START Dataset excerpts

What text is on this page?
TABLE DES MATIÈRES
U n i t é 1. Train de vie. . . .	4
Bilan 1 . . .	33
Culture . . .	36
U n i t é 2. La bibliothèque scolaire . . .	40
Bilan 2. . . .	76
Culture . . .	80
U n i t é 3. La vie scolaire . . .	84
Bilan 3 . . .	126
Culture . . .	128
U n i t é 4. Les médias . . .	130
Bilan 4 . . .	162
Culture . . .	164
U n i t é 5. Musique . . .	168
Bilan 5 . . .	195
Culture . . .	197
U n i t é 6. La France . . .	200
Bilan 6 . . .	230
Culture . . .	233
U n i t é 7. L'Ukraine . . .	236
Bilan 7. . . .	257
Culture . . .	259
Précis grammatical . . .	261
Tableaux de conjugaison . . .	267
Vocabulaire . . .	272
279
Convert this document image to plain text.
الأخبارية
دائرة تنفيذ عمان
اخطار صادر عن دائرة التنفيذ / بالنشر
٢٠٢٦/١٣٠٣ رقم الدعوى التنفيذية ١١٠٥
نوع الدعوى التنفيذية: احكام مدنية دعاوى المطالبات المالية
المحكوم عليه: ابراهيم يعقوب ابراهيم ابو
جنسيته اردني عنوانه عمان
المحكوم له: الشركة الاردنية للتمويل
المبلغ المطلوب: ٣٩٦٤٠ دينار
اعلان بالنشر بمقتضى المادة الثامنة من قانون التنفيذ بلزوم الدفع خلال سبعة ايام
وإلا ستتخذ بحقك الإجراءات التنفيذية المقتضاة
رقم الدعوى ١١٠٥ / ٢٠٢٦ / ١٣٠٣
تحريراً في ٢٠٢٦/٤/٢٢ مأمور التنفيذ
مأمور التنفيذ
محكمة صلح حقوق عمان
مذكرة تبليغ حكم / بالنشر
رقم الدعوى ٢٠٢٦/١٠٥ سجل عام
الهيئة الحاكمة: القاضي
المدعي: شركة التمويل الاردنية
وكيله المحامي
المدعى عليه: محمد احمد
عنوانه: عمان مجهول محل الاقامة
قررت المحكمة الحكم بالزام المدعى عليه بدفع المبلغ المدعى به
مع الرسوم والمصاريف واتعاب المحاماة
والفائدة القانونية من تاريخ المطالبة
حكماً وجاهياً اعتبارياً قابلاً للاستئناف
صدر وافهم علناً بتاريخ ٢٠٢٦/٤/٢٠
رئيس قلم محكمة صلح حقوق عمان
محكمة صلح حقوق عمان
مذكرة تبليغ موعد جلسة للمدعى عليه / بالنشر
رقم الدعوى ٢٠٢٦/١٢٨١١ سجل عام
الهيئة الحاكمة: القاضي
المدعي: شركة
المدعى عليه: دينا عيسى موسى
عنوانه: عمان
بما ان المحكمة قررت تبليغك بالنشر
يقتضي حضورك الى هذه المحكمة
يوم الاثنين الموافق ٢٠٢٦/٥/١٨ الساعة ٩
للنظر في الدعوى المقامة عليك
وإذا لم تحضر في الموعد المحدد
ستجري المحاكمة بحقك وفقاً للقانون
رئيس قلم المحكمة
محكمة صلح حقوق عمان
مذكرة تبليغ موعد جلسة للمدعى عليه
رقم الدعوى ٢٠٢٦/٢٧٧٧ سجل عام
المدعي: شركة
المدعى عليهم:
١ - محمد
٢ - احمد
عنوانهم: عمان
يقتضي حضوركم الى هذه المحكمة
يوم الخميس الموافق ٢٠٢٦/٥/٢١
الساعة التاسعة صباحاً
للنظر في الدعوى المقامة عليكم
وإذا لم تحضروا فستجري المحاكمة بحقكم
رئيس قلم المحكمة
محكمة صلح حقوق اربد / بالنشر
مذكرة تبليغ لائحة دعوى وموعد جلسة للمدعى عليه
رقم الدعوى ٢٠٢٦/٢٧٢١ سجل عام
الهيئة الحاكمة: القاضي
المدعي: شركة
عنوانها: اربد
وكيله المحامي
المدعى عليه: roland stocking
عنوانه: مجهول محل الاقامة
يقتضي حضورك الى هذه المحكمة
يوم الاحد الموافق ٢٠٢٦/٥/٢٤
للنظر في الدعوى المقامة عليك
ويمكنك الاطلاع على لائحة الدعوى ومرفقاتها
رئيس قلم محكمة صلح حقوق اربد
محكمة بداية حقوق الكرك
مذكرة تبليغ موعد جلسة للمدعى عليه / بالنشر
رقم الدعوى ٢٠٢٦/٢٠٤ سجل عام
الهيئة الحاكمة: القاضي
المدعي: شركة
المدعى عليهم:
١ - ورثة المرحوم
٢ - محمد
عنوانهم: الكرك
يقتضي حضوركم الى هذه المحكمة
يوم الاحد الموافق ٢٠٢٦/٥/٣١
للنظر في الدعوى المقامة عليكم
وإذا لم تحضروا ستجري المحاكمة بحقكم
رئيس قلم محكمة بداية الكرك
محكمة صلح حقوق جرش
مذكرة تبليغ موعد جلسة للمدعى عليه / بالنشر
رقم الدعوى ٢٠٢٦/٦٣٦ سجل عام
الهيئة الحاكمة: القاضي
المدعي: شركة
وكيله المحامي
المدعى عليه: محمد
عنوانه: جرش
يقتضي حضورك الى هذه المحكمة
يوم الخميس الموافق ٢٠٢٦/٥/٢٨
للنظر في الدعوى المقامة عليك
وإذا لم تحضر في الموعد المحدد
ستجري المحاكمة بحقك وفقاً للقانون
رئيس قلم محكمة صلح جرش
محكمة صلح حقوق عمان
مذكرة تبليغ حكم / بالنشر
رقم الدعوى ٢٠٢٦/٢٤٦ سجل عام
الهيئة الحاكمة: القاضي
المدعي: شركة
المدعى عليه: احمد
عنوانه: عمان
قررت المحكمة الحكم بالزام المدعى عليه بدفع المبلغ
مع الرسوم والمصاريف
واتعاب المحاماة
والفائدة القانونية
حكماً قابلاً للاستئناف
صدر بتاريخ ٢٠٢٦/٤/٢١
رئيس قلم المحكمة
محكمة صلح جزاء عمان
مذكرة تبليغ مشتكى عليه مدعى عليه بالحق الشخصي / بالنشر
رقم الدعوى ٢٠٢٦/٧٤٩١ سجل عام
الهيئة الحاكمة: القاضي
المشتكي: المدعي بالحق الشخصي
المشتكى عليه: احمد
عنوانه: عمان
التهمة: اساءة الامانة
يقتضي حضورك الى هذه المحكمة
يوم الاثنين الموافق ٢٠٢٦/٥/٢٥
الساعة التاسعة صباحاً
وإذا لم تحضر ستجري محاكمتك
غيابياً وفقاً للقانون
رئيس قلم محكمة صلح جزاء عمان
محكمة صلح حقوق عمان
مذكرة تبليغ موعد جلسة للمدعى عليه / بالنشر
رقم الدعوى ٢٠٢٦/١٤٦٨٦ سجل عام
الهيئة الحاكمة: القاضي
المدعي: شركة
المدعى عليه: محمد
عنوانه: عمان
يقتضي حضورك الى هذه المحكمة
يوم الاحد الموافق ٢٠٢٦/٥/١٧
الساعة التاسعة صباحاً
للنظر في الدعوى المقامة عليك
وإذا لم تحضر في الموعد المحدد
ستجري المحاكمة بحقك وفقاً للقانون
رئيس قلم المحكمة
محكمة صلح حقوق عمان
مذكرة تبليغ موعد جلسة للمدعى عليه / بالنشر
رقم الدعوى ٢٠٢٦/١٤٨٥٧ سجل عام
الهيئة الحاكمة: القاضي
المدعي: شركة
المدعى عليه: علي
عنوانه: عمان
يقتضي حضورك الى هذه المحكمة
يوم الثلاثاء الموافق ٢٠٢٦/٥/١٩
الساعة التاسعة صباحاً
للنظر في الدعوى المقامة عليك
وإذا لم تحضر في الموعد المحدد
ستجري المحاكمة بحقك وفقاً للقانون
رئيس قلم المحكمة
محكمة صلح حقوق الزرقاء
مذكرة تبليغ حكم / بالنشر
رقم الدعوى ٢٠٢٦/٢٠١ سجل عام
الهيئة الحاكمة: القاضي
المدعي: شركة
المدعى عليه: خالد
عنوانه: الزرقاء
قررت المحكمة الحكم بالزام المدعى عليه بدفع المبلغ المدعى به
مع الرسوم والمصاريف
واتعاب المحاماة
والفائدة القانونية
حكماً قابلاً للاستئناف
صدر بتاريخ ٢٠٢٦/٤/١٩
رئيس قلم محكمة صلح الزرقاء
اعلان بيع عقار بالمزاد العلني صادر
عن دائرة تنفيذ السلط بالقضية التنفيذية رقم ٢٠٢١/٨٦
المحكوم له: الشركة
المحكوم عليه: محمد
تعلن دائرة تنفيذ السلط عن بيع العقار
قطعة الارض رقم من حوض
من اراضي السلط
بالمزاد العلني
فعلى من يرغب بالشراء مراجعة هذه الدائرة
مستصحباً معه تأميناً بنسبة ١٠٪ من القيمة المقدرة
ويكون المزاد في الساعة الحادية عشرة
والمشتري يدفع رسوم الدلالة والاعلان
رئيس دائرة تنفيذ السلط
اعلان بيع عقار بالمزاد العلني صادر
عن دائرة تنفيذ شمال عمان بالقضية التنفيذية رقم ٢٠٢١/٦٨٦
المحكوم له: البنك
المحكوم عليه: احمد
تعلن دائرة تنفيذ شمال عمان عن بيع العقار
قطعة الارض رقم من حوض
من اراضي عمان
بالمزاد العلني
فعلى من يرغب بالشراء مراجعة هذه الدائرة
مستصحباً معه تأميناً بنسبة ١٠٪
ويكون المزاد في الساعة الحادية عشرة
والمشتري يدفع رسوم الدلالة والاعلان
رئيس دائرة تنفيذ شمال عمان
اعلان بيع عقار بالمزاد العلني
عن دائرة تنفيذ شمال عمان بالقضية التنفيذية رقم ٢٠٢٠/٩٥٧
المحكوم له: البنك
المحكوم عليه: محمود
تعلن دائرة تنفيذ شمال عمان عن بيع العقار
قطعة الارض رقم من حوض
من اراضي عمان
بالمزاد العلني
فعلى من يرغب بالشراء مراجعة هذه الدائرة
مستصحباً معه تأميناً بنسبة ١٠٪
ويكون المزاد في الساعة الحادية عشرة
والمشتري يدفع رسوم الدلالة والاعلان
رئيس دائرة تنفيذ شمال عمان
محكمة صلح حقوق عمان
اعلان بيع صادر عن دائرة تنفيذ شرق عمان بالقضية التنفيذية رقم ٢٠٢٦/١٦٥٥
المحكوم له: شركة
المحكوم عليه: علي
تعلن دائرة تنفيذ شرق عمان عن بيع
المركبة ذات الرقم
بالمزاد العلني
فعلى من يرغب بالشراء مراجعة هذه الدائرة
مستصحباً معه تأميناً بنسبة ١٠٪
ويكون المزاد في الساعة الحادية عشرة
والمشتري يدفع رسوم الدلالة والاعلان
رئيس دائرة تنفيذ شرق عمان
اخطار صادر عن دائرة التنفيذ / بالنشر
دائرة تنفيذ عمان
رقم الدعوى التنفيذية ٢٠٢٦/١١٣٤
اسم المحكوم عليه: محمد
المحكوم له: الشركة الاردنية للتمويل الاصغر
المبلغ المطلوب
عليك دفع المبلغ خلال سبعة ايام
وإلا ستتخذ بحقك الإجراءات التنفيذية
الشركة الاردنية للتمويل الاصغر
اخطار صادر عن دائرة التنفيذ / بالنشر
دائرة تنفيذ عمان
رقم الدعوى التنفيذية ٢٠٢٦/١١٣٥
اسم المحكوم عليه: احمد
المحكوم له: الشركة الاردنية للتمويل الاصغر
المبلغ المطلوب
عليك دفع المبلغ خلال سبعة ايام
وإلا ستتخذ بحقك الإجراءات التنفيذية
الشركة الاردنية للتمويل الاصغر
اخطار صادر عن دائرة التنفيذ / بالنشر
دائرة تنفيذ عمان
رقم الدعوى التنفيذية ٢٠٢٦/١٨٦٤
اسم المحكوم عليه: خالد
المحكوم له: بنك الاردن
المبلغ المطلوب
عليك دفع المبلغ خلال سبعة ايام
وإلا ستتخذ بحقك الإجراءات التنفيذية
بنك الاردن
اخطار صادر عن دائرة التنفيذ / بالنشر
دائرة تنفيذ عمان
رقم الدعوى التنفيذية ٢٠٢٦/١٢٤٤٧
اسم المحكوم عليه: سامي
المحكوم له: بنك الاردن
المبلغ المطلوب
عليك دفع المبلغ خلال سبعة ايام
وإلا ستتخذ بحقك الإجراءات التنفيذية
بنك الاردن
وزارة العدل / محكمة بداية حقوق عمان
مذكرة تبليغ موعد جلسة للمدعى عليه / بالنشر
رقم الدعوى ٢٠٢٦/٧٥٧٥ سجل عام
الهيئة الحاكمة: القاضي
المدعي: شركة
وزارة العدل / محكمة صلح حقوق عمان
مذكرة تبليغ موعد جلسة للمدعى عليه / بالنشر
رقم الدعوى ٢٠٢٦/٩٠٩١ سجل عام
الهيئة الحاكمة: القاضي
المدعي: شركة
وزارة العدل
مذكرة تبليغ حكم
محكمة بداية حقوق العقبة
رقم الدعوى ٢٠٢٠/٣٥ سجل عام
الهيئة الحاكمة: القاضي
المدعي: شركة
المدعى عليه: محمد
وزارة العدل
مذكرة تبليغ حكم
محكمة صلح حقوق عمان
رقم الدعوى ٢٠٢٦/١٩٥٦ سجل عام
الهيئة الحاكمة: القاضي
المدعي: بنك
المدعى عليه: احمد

END Dataset excerpts

Problem to work on:
Go through the entries above and pull out each line with "بتاريخ" in it.

Reply to the exercise:
صدر وافهم علناً بتاريخ ٢٠٢٦/٤/٢٠
صدر بتاريخ ٢٠٢٦/٤/٢١
صدر بتاريخ ٢٠٢٦/٤/١٩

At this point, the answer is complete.